▶ **Data records**:
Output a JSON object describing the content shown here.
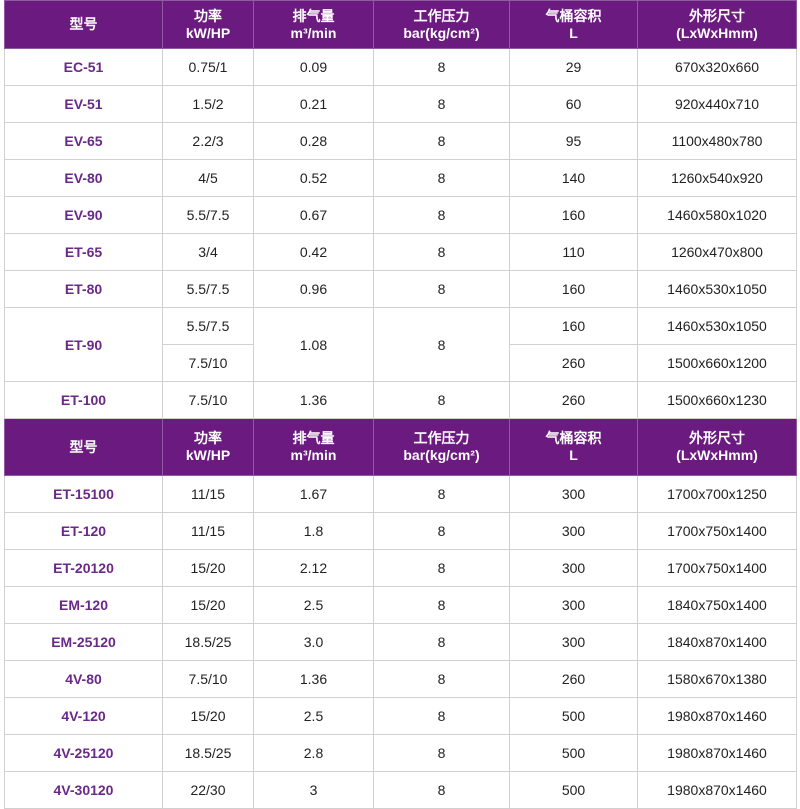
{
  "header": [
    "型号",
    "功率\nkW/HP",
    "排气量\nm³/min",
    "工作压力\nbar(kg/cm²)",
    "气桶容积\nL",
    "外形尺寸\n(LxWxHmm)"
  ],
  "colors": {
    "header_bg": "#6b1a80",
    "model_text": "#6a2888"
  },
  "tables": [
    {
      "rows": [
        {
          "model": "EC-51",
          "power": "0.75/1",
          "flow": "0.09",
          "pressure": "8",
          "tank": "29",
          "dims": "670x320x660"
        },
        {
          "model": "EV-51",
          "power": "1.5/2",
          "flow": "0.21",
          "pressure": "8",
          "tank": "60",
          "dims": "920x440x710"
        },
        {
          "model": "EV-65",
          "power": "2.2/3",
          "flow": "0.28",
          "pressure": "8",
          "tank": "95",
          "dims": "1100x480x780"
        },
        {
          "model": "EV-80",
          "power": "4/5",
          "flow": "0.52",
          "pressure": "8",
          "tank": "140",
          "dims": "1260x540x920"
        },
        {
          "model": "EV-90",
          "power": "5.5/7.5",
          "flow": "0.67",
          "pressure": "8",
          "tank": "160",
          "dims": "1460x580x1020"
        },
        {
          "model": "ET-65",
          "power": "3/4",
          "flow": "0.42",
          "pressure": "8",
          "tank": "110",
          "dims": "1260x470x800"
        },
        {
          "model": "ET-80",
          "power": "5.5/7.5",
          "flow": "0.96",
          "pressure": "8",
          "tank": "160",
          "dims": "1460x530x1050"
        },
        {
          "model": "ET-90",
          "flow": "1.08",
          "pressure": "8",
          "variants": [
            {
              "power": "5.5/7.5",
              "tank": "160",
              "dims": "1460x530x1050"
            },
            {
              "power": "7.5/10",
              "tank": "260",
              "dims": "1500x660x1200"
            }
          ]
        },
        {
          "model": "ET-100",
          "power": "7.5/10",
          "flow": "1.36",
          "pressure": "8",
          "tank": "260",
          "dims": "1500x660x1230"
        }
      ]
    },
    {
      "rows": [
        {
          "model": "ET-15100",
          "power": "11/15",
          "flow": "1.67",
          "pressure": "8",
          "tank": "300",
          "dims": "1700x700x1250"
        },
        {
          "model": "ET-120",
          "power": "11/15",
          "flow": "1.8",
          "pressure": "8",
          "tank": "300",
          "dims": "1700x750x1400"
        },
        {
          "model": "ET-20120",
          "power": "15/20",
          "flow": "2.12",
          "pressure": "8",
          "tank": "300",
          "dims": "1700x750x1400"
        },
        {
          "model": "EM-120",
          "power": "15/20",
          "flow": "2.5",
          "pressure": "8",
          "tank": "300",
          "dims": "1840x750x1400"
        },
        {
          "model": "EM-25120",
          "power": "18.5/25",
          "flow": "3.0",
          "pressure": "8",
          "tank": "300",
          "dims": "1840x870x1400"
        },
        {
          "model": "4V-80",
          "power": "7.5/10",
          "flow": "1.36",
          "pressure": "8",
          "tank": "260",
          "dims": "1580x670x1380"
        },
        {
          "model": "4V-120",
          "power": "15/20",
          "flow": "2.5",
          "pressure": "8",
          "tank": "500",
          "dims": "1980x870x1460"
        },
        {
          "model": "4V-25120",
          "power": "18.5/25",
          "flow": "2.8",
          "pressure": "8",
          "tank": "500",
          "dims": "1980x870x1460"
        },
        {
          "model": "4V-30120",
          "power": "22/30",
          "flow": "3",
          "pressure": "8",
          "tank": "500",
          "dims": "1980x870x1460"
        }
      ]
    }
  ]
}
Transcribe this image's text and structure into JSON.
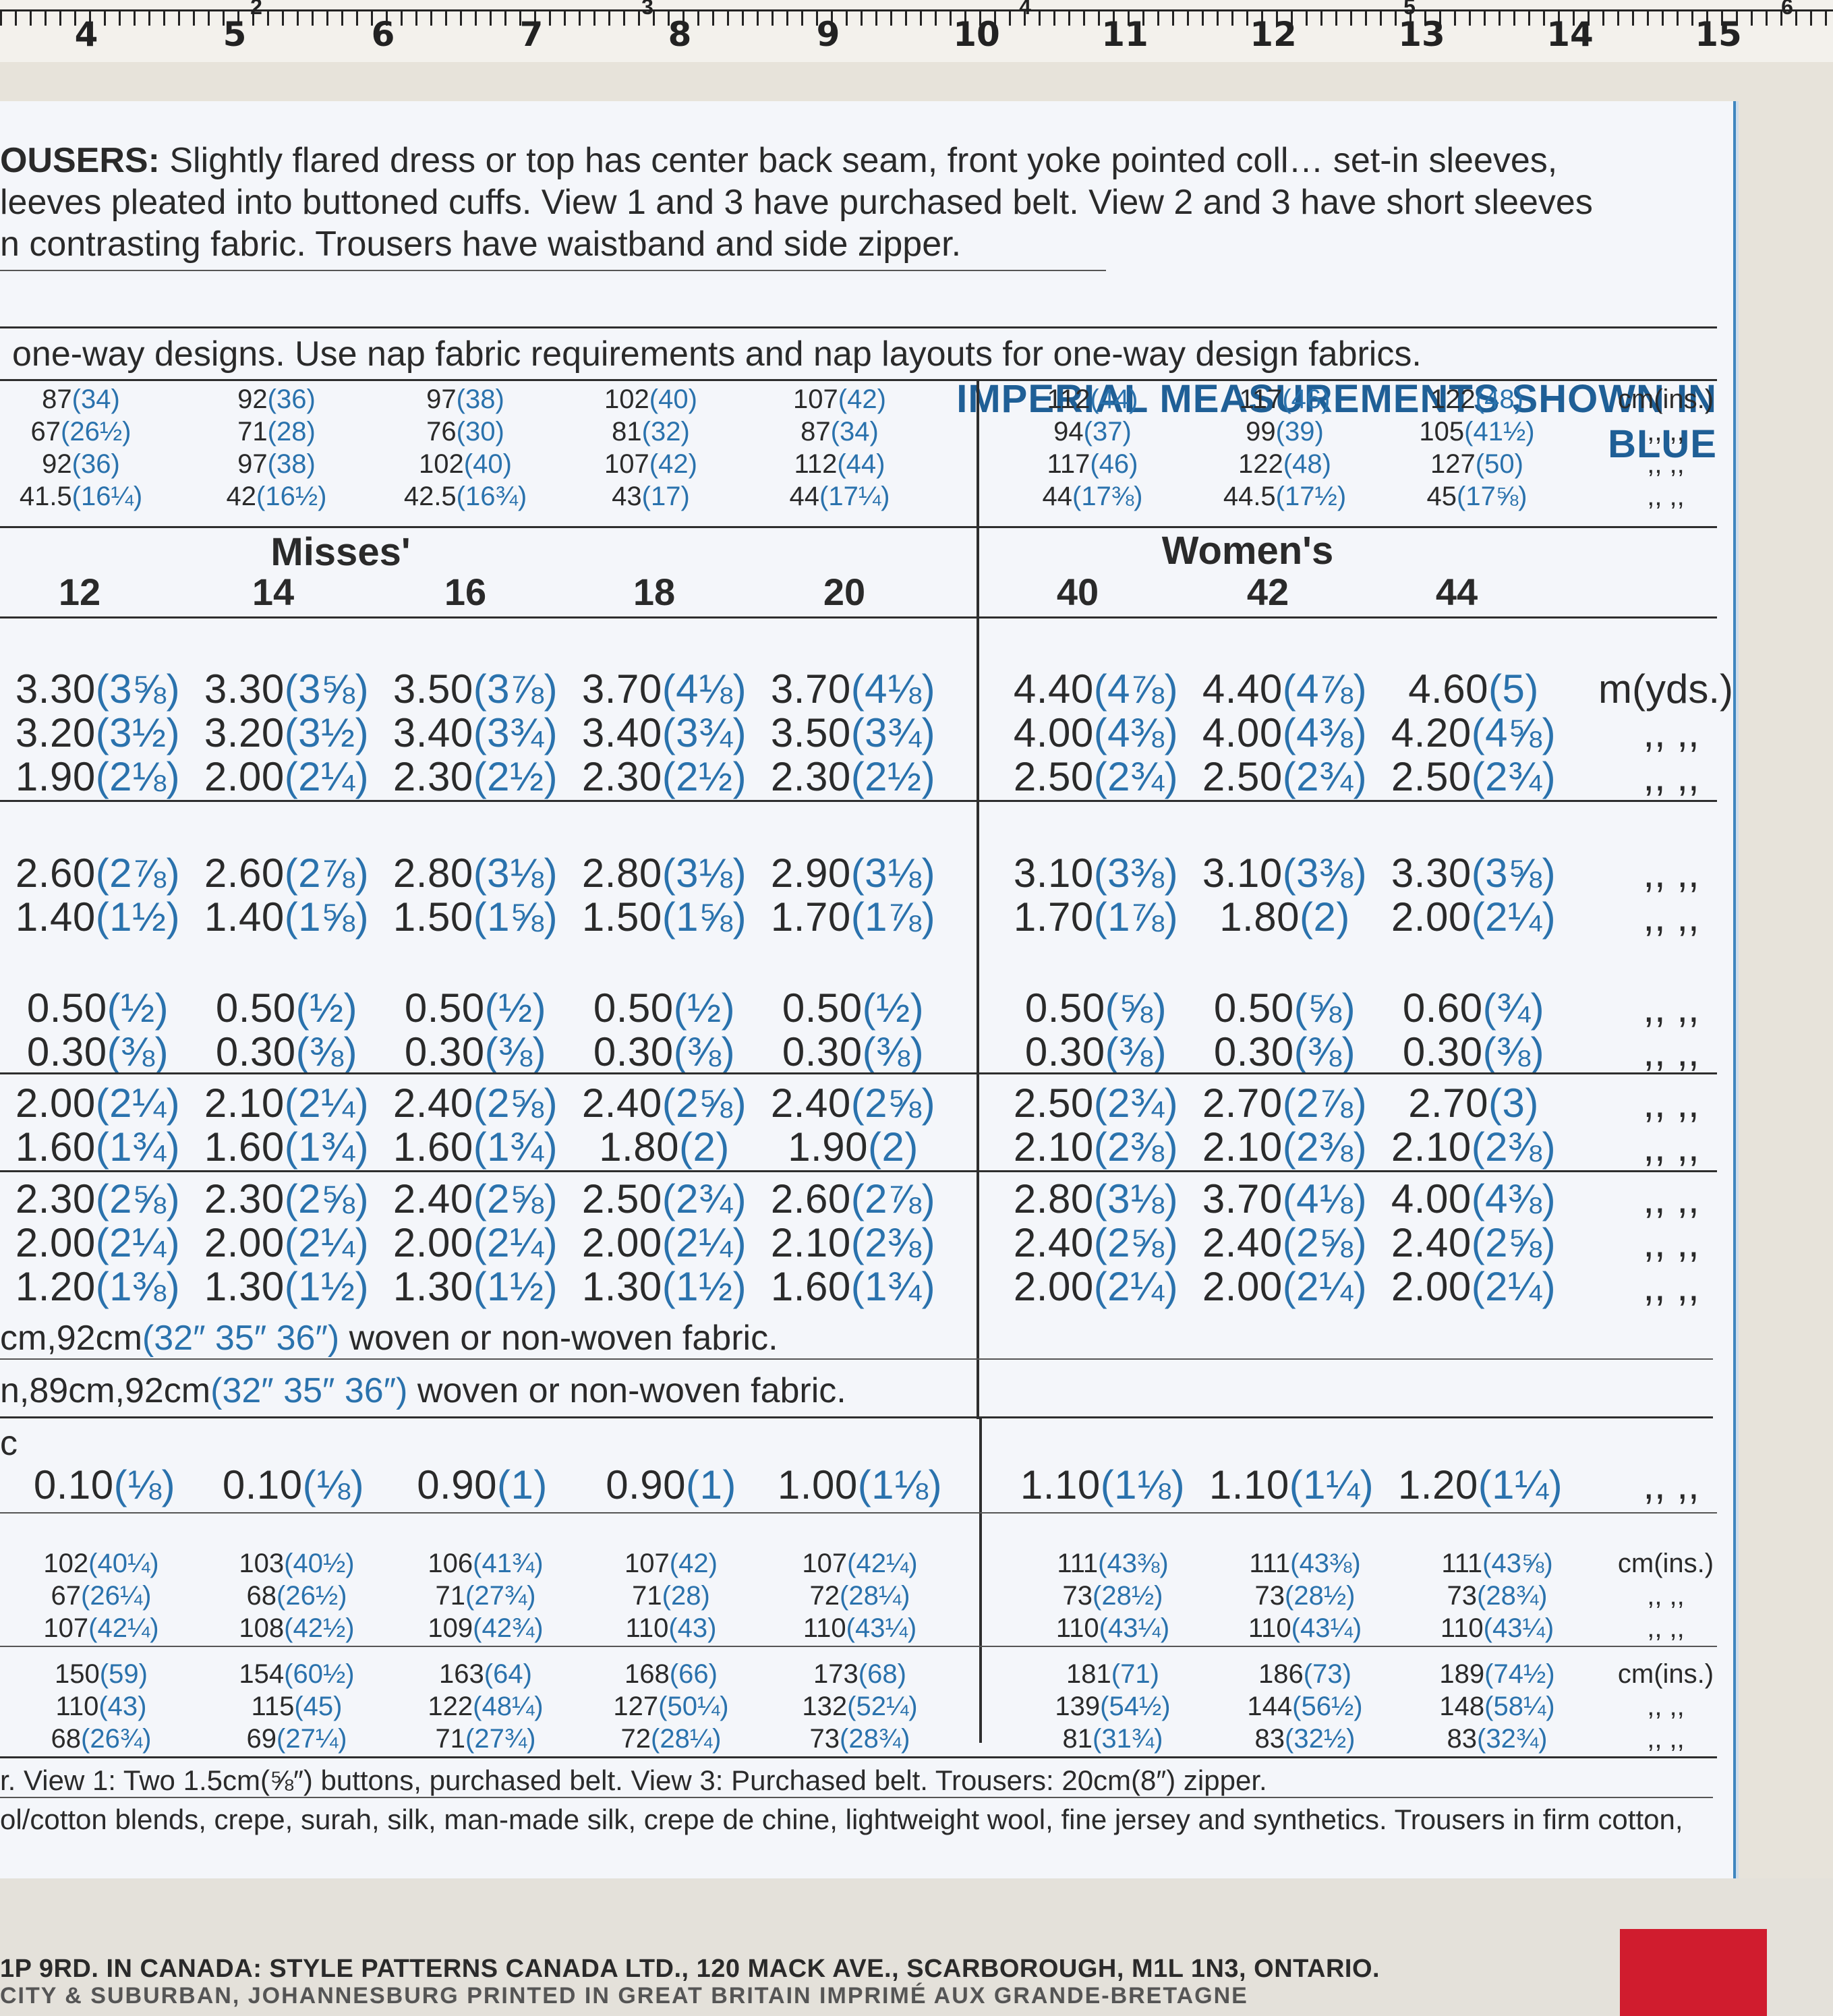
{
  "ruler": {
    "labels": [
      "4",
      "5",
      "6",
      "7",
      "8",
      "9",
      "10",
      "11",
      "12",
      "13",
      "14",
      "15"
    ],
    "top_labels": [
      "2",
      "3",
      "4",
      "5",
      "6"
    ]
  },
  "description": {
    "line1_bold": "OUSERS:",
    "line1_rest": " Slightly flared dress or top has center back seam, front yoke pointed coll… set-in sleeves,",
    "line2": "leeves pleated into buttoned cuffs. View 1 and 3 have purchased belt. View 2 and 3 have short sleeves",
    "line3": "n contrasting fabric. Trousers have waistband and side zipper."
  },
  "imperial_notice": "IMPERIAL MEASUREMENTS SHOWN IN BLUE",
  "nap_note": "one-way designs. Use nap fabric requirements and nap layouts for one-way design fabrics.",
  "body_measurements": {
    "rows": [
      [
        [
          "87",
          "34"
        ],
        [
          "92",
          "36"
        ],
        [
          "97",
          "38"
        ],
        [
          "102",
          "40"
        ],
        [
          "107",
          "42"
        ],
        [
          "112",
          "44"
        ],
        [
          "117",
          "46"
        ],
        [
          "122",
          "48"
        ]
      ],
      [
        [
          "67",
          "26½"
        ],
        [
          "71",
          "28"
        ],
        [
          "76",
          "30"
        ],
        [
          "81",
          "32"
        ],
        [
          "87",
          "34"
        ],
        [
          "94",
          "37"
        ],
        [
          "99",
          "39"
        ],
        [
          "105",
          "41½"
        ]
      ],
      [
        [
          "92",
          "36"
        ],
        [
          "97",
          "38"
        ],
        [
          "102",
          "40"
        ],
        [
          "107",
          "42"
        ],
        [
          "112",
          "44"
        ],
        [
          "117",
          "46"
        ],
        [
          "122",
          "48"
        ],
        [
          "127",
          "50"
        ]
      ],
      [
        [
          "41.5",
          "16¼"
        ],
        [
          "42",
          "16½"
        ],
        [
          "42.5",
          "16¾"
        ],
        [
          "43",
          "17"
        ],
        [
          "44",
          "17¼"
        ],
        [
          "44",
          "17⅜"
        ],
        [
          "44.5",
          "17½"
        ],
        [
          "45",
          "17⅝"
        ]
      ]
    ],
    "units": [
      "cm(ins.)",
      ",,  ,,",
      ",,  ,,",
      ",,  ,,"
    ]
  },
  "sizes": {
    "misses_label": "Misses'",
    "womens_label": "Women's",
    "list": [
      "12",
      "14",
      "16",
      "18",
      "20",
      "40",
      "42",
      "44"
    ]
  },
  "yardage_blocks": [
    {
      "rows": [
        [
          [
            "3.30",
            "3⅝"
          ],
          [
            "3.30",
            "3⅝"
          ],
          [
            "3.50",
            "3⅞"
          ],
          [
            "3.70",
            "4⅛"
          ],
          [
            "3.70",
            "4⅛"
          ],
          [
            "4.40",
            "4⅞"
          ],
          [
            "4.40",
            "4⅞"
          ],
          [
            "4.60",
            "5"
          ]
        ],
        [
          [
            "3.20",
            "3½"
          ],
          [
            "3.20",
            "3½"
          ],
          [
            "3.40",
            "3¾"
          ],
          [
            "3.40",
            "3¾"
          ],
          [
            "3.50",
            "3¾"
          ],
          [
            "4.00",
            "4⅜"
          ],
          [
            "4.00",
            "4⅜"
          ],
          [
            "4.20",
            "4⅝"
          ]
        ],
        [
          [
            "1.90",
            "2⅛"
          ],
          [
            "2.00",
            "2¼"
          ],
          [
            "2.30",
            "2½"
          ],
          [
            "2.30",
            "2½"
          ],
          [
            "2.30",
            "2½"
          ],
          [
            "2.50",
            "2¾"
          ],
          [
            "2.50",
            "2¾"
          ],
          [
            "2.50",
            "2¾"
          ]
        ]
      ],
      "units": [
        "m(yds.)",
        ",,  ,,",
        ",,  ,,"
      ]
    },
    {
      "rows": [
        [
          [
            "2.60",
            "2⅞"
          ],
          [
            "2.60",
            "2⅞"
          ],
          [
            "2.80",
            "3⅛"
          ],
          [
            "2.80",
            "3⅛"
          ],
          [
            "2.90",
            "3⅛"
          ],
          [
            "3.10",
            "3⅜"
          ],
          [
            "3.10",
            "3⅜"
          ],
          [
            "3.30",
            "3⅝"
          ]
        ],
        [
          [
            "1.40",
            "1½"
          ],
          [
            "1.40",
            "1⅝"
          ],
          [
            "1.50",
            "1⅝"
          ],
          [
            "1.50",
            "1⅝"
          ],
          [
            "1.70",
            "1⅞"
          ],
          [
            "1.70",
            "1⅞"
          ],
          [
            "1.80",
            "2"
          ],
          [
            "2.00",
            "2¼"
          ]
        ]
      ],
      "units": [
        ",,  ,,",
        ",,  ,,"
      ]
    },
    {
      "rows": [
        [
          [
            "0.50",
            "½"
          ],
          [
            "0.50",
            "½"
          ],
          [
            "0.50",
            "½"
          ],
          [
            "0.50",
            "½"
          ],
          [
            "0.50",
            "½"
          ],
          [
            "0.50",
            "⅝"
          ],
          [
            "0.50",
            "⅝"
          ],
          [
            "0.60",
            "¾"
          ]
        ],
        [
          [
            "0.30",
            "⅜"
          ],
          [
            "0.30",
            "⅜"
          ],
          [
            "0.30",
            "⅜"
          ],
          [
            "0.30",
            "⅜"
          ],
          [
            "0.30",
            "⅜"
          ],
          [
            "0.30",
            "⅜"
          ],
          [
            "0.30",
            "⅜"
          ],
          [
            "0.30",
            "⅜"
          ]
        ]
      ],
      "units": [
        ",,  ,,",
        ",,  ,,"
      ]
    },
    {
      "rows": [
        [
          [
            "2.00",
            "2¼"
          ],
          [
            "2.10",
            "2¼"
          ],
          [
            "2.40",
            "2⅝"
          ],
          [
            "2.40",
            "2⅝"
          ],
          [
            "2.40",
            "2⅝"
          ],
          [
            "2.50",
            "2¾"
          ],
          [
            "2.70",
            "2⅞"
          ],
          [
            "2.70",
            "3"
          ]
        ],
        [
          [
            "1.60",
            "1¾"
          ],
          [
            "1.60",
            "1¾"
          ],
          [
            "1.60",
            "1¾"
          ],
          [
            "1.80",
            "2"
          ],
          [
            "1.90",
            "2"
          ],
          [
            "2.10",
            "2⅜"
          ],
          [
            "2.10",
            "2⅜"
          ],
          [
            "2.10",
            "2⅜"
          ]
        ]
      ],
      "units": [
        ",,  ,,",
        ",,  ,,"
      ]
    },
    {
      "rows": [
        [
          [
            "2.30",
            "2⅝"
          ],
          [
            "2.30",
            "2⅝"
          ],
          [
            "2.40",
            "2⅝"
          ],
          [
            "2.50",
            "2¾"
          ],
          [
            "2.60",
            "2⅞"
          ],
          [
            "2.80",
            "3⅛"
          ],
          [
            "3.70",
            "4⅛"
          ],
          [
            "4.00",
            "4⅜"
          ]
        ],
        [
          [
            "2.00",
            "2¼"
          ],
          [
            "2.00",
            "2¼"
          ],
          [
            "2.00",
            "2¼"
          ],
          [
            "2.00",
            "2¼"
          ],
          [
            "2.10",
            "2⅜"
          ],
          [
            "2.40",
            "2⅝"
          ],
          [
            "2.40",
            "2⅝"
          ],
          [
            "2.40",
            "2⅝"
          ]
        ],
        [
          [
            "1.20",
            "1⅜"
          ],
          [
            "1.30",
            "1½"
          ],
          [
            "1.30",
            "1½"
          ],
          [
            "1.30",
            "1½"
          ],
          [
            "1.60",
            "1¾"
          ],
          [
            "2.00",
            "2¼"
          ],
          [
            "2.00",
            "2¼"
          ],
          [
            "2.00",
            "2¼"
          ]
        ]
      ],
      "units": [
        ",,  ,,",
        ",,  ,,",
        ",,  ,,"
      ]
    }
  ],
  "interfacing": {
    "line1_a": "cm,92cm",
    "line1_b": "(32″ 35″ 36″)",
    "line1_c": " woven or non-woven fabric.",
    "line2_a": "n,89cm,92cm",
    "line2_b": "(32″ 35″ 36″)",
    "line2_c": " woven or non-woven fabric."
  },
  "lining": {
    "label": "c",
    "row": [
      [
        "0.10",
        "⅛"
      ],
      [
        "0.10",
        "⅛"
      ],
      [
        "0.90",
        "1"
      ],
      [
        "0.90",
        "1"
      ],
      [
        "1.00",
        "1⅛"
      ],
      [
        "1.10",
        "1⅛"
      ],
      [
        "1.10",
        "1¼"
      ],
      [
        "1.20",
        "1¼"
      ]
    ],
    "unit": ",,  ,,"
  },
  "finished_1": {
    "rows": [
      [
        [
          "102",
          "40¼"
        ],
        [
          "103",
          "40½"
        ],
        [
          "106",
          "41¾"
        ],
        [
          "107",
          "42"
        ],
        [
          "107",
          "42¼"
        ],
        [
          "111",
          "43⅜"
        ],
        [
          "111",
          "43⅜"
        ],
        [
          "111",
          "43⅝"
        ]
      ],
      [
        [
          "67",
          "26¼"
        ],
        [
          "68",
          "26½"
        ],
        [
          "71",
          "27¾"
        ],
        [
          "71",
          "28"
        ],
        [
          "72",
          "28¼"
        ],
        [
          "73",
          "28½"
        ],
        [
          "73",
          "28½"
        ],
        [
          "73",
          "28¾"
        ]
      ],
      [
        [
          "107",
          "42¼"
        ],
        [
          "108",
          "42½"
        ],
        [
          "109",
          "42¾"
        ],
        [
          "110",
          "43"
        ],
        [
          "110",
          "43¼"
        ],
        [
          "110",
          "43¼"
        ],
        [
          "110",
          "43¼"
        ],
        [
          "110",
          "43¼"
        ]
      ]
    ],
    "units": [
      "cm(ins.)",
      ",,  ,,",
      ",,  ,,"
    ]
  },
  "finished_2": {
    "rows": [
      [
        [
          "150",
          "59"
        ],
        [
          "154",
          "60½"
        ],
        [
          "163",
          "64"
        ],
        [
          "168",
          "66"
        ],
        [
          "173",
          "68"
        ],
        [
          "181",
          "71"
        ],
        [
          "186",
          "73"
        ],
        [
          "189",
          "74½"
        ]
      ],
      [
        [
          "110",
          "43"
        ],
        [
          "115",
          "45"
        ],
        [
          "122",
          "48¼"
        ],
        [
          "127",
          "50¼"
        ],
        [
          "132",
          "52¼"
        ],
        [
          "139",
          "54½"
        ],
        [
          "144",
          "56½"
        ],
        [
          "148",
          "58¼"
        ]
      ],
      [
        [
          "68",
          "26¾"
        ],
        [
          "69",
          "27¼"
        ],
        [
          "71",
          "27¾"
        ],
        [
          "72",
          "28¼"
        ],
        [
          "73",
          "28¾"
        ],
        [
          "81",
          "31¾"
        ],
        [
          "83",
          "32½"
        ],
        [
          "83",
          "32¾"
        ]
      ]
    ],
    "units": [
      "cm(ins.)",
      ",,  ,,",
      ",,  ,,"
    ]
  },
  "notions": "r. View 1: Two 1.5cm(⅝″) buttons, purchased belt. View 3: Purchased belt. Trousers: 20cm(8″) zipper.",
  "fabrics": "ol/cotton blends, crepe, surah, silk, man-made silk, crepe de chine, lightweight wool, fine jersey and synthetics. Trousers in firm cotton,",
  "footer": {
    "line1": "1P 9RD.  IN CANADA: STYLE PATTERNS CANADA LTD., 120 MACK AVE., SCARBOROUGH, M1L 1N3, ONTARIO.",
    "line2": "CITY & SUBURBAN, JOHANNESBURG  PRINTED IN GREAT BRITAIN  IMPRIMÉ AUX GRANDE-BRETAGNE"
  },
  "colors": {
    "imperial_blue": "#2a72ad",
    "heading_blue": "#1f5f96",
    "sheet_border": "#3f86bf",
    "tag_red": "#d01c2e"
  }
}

▶ **Short exercise**: In the entries above, identify every line with the string "View".

▶ **Output for this exercise**:
    "line2": "leeves pleated into buttoned cuffs. View 1 and 3 have purchased belt. View 2 and 3 have short sleeves",
  "notions": "r. View 1: Two 1.5cm(⅝″) buttons, purchased belt. View 3: Purchased belt. Trousers: 20cm(8″) zipper.",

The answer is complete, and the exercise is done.